* **Work to complete**: In the entries, find all lines that hold the word "machine" and copy them.

* **Task data**:
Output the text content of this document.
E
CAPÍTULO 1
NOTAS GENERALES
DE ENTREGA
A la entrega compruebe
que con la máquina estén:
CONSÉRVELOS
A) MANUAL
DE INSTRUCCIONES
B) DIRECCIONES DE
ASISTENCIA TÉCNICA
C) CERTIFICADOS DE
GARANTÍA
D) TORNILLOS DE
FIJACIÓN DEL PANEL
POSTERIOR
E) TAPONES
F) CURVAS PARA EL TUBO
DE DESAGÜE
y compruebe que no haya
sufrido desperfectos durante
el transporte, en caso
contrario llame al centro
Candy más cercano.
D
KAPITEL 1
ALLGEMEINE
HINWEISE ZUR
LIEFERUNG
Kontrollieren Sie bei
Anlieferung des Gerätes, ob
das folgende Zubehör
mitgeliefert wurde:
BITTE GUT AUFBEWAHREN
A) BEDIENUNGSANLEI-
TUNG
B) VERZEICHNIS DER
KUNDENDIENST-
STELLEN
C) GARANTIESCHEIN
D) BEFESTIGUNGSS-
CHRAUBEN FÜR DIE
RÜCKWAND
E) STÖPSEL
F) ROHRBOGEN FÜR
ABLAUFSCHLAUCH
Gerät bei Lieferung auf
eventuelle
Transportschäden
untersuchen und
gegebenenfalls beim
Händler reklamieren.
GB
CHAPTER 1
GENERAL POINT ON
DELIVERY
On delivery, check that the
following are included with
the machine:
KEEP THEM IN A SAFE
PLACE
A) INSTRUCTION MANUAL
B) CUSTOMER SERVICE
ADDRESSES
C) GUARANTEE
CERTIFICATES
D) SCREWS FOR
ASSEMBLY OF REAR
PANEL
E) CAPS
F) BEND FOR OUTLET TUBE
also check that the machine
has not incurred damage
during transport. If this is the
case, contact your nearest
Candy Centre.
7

* **Written answer**:
the machine:
also check that the machine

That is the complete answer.